# start of Data shown
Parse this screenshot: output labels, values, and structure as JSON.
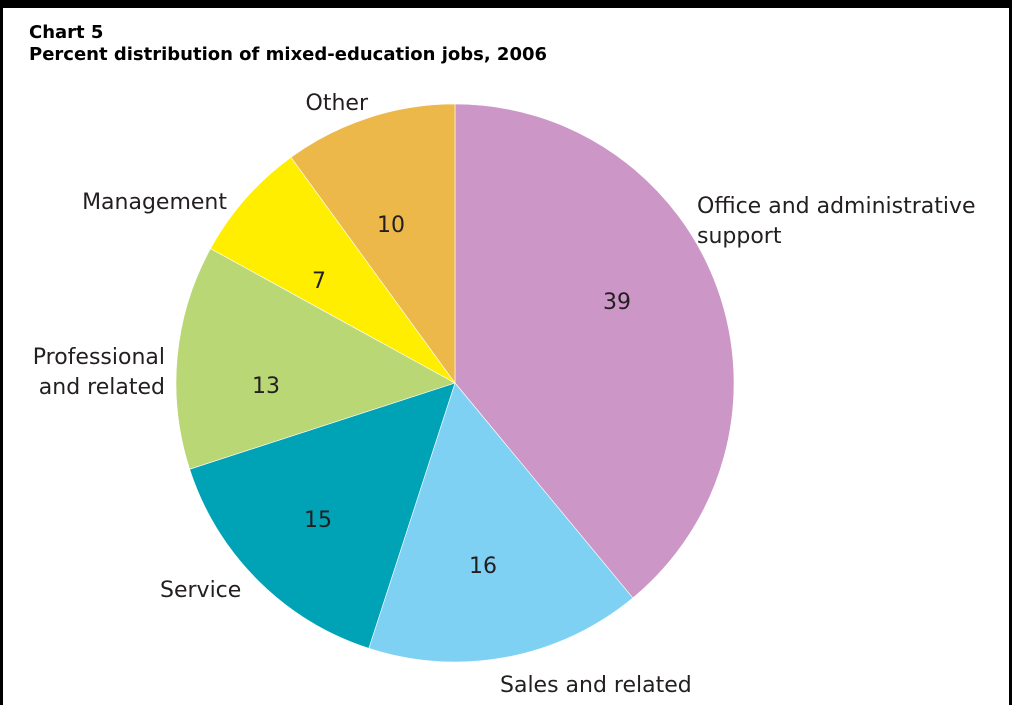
{
  "chart_number": "Chart 5",
  "chart_data": {
    "type": "pie",
    "title": "Percent distribution of mixed-education jobs, 2006",
    "slices": [
      {
        "label": "Office and administrative support",
        "value": 39,
        "color": "#cc96c6"
      },
      {
        "label": "Sales and related",
        "value": 16,
        "color": "#7fd1f3"
      },
      {
        "label": "Service",
        "value": 15,
        "color": "#00a3b5"
      },
      {
        "label": "Professional and related",
        "value": 13,
        "color": "#b9d774"
      },
      {
        "label": "Management",
        "value": 7,
        "color": "#ffee00"
      },
      {
        "label": "Other",
        "value": 10,
        "color": "#ecb849"
      }
    ],
    "start": "12 o'clock",
    "direction": "clockwise",
    "legend": "none"
  }
}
# end of Data shown
To be done
Word for word, quote the full listing, omitting every picture.

Answer to the task
Parse this screenshot: output labels, values, and structure as JSON.
{
  "chart_number": "Chart 5",
  "chart_data": {
    "type": "pie",
    "title": "Percent distribution of mixed-education jobs, 2006",
    "slices": [
      {
        "label": "Office and administrative support",
        "value": 39,
        "color": "#cc96c6"
      },
      {
        "label": "Sales and related",
        "value": 16,
        "color": "#7fd1f3"
      },
      {
        "label": "Service",
        "value": 15,
        "color": "#00a3b5"
      },
      {
        "label": "Professional and related",
        "value": 13,
        "color": "#b9d774"
      },
      {
        "label": "Management",
        "value": 7,
        "color": "#ffee00"
      },
      {
        "label": "Other",
        "value": 10,
        "color": "#ecb849"
      }
    ],
    "start": "12 o'clock",
    "direction": "clockwise",
    "legend": "none"
  }
}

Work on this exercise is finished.